• _DATA TO USE_:
———

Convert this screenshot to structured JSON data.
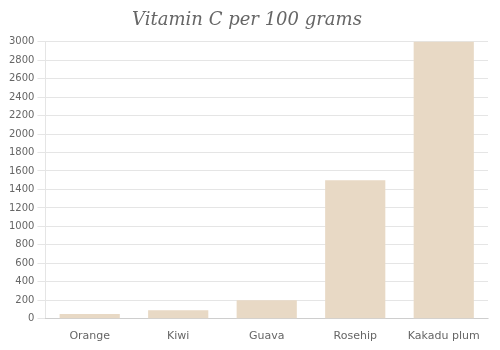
{
  "chart_data": {
    "type": "bar",
    "title": "Vitamin C per 100 grams",
    "categories": [
      "Orange",
      "Kiwi",
      "Guava",
      "Rosehip",
      "Kakadu plum"
    ],
    "values": [
      53,
      93,
      200,
      1500,
      3000
    ],
    "color": "#e8d9c5",
    "ylim": [
      0,
      3000
    ],
    "yticks": [
      0,
      200,
      400,
      600,
      800,
      1000,
      1200,
      1400,
      1600,
      1800,
      2000,
      2200,
      2400,
      2600,
      2800,
      3000
    ],
    "grid": true
  }
}
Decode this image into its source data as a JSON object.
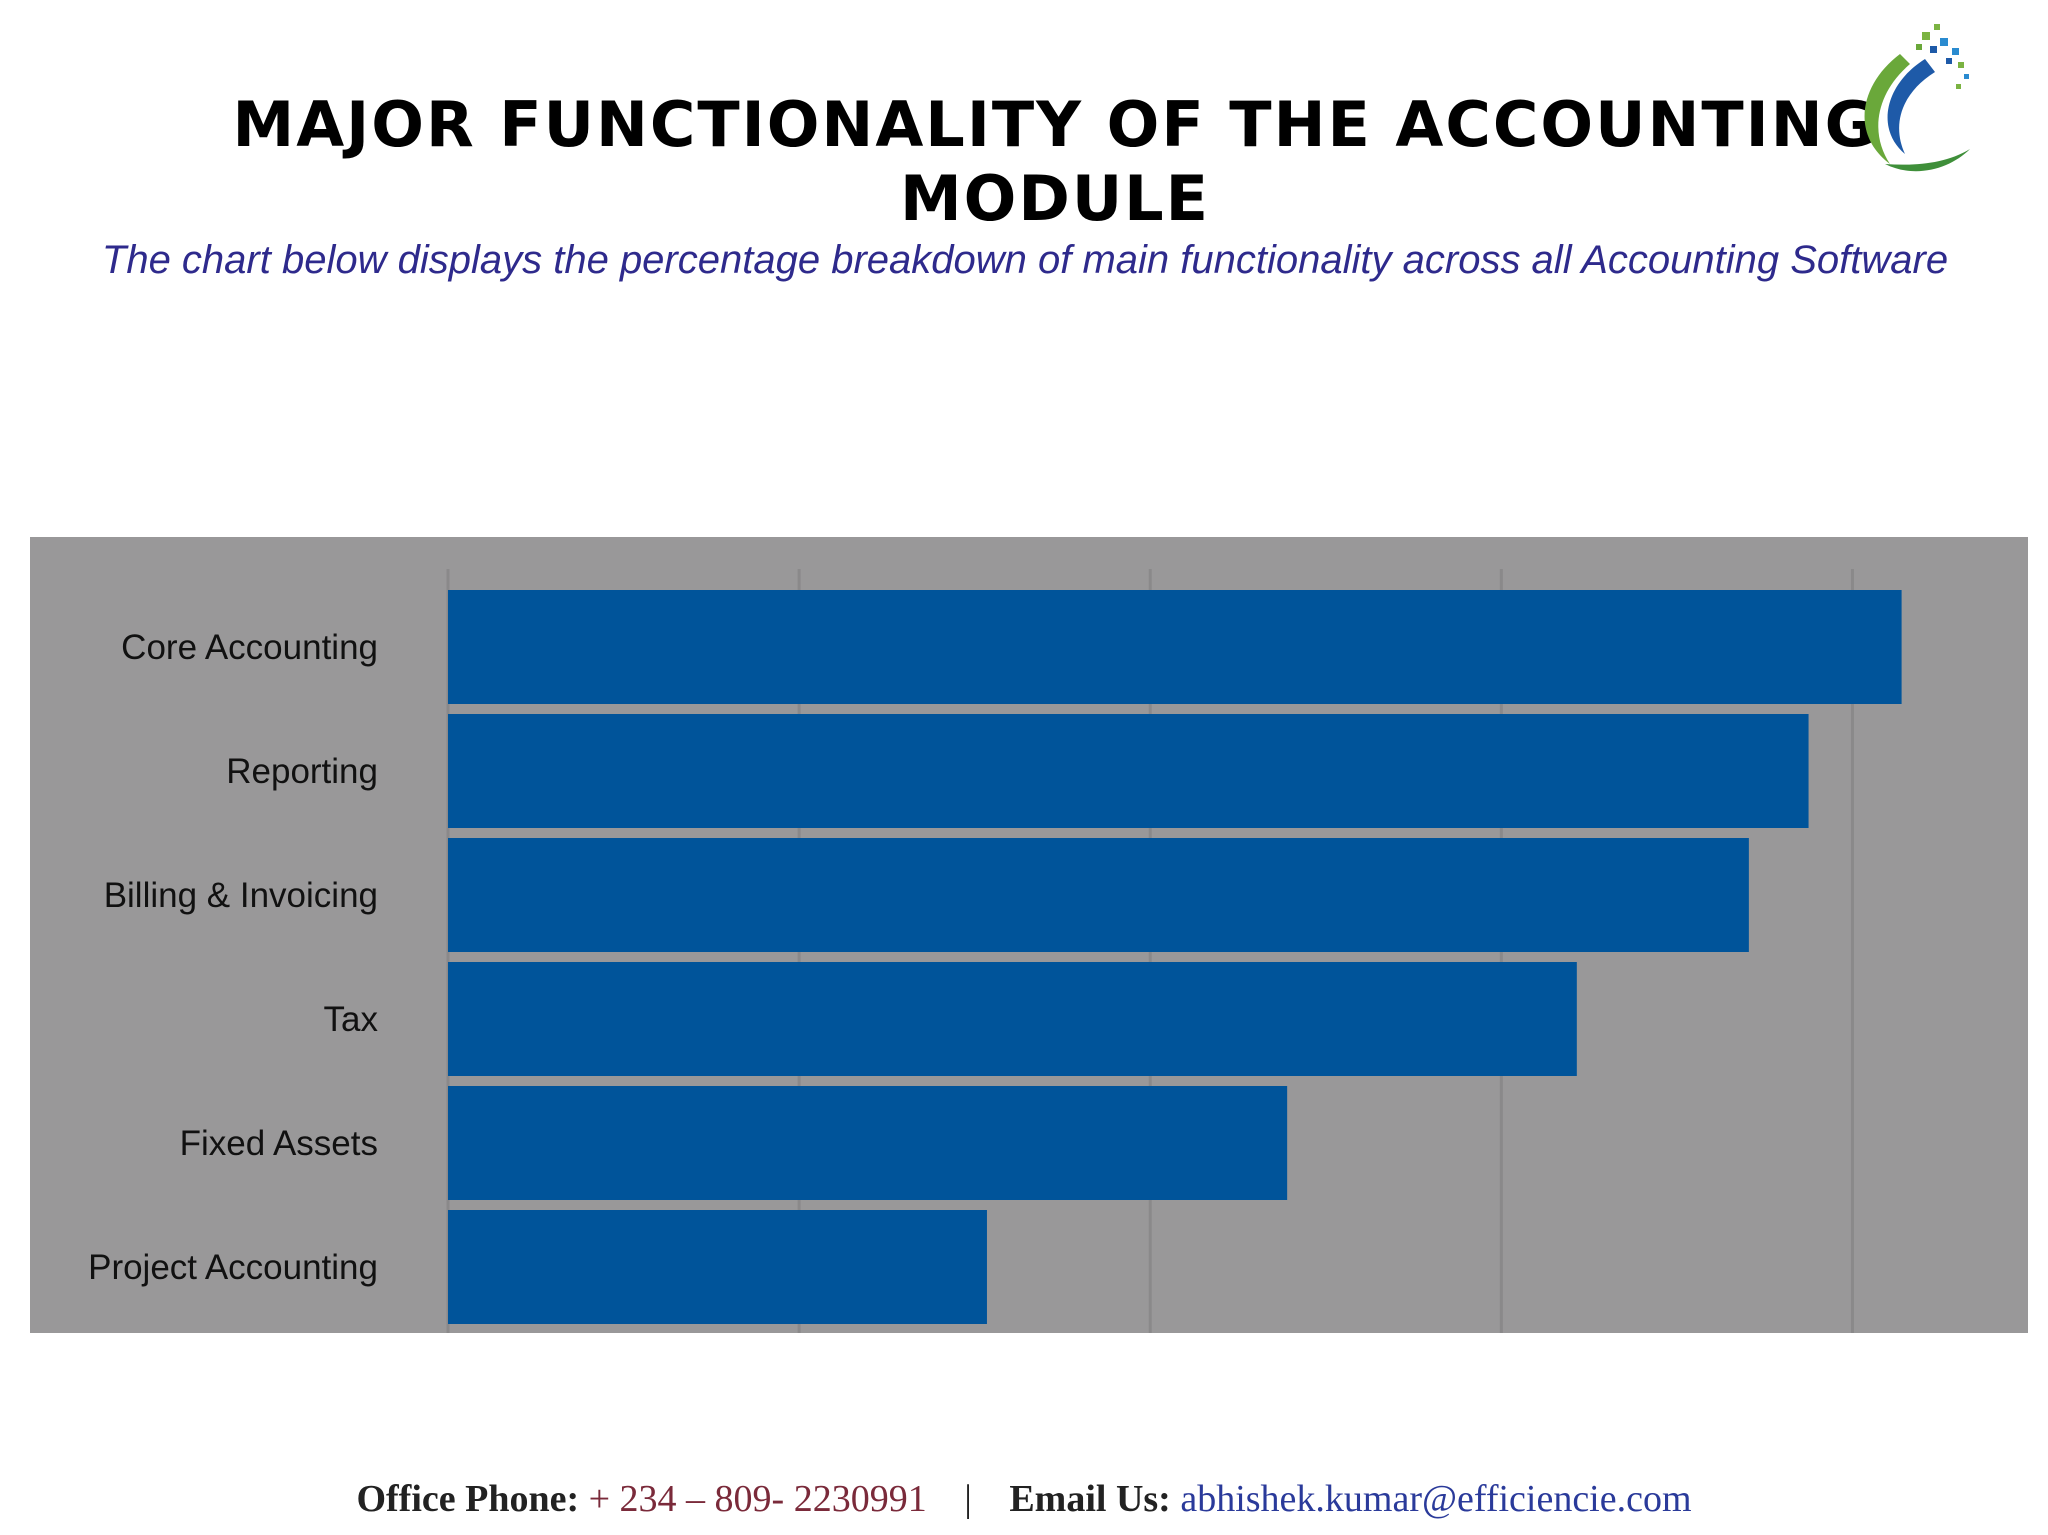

———

Leave the pictures out and reproduce all of the records exactly.

Convert this screenshot to structured JSON data.
{
  "chart_data": {
    "type": "bar",
    "title": "Vitamin C per 100 grams",
    "categories": [
      "Orange",
      "Kiwi",
      "Guava",
      "Rosehip",
      "Kakadu plum"
    ],
    "values": [
      53,
      93,
      200,
      1500,
      3000
    ],
    "color": "#e8d9c5",
    "ylim": [
      0,
      3000
    ],
    "yticks": [
      0,
      200,
      400,
      600,
      800,
      1000,
      1200,
      1400,
      1600,
      1800,
      2000,
      2200,
      2400,
      2600,
      2800,
      3000
    ],
    "grid": true
  }
}
Decode this image into its source data as a JSON object.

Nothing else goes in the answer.